Document:
Are we enjoying the decline of the American hegemony yet?
I told everybody that Americans would not enjoy events once every nation was a free agent, free to sabotage America's attempts to back out of our ridiculously overextended commitments. The Saudis, the Russians, the French, and the Chinese are on the loose. All you peaceniks can get practice dividing your current hatred of our bankrupt empire between these new villians... once you finally accept that this is not yet another clever scheme of your archenemy Obama.
Remember, in much of the country right-wing terrorists have already won in their war against abortion, in close but plausibly deniable alliance with Christian Right politicians. The fact that they weren't called out as terrorists, much less victorious terrorists and terrorist allies, showed the Right that if they screamed hard enough the media would back down.
Since when have capitalist investors minded bubbles? They always believe they can get out before the crash, and use the booty to buy a private island while the rest of us starve.
You're right, poverty hurts the entire economy. But the rich don't need for the entire economy to be strong, just the parts they invest in. Since they can invest anywhere in the world, they don't need Americans to be working. In fact, they often consider American labor worthless unless it is competitive with the Third World, and they have embarked on a vast, long-term project to bring that about. The poorer ordinary voters are, the more of them the rich can buy off with crumbs.

Directives:
1. Answer these questions about the post:
(a) Which nations does the post say "are on the loose"?
(b) What does the post say investors use "the booty" to buy?
(c) The post says the rich often consider American labor worthless unless it is what?
2. Update the entries from the start through the line with "data-label: 4: [512, 765, 528, 796]" by changing "bboxes" to "bounding boxes" and keeping everything else the same. Leave the pictures out.

Information shown:
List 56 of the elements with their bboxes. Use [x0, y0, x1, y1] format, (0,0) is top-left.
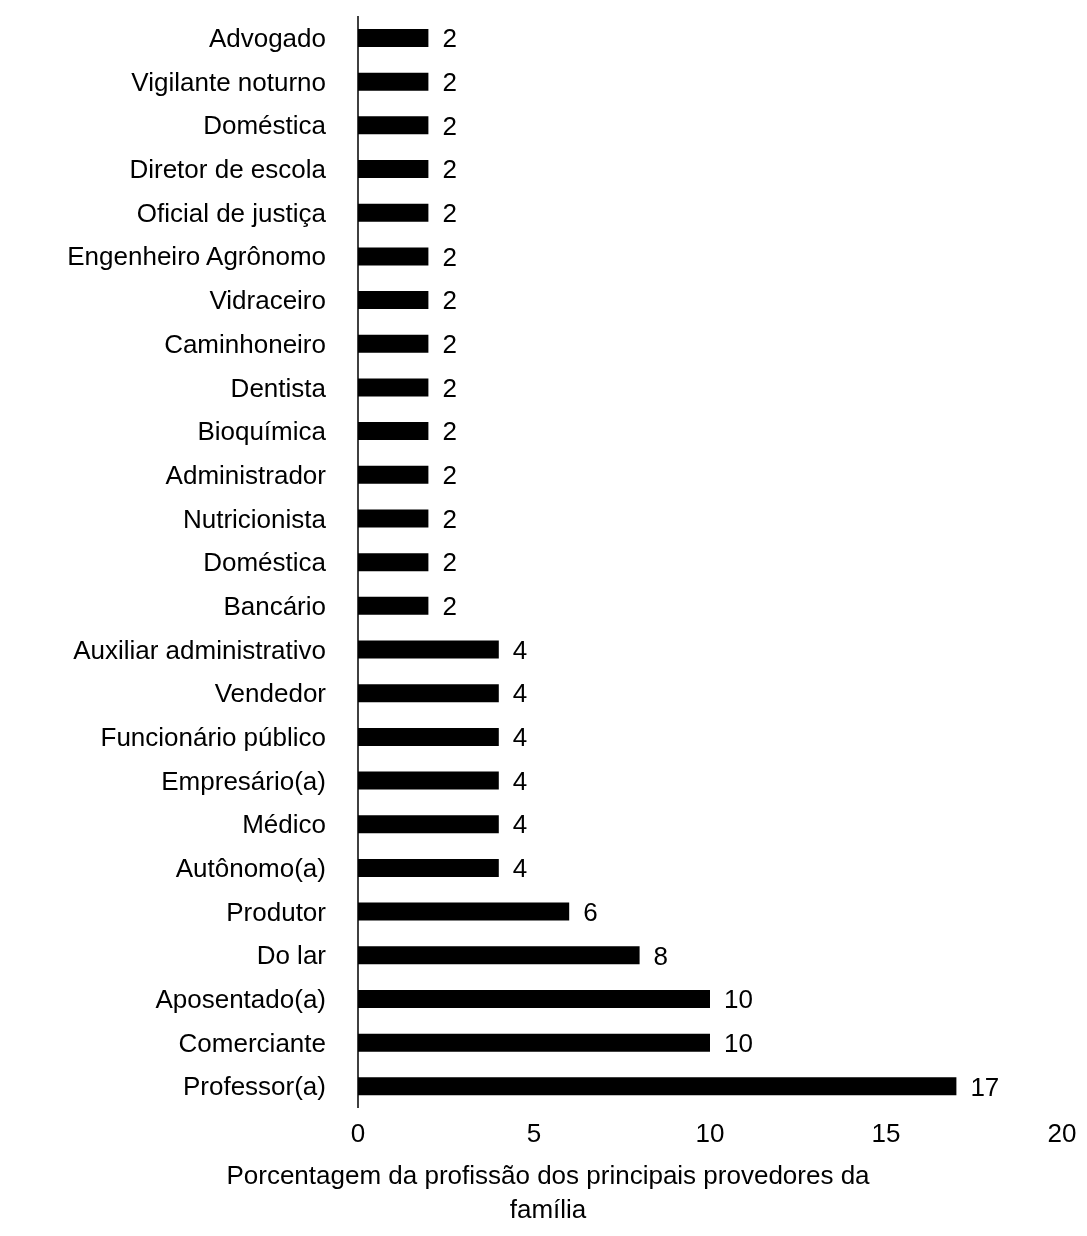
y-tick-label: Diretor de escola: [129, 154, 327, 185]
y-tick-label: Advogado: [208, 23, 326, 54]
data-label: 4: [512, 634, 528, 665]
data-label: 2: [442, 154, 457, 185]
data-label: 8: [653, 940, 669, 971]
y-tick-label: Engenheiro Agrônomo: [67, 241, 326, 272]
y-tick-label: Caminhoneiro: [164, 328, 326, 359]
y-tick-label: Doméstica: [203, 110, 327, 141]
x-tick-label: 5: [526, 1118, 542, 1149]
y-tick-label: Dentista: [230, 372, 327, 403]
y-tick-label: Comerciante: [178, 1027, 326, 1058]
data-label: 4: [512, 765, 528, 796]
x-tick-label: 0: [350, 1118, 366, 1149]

Task-by-task outputs:
1.
(a) The Saudis, the Russians, the French, and the Chinese.
(b) A private island.
(c) Competitive with the Third World.

2.
List 56 of the elements with their bounding boxes. Use [x0, y0, x1, y1] format, (0,0) is top-left.
y-tick-label: Diretor de escola: [129, 154, 327, 185]
y-tick-label: Advogado: [208, 23, 326, 54]
data-label: 4: [512, 634, 528, 665]
data-label: 2: [442, 154, 457, 185]
data-label: 8: [653, 940, 669, 971]
y-tick-label: Engenheiro Agrônomo: [67, 241, 326, 272]
y-tick-label: Caminhoneiro: [164, 328, 326, 359]
y-tick-label: Doméstica: [203, 110, 327, 141]
x-tick-label: 5: [526, 1118, 542, 1149]
y-tick-label: Dentista: [230, 372, 327, 403]
y-tick-label: Comerciante: [178, 1027, 326, 1058]
data-label: 4: [512, 765, 528, 796]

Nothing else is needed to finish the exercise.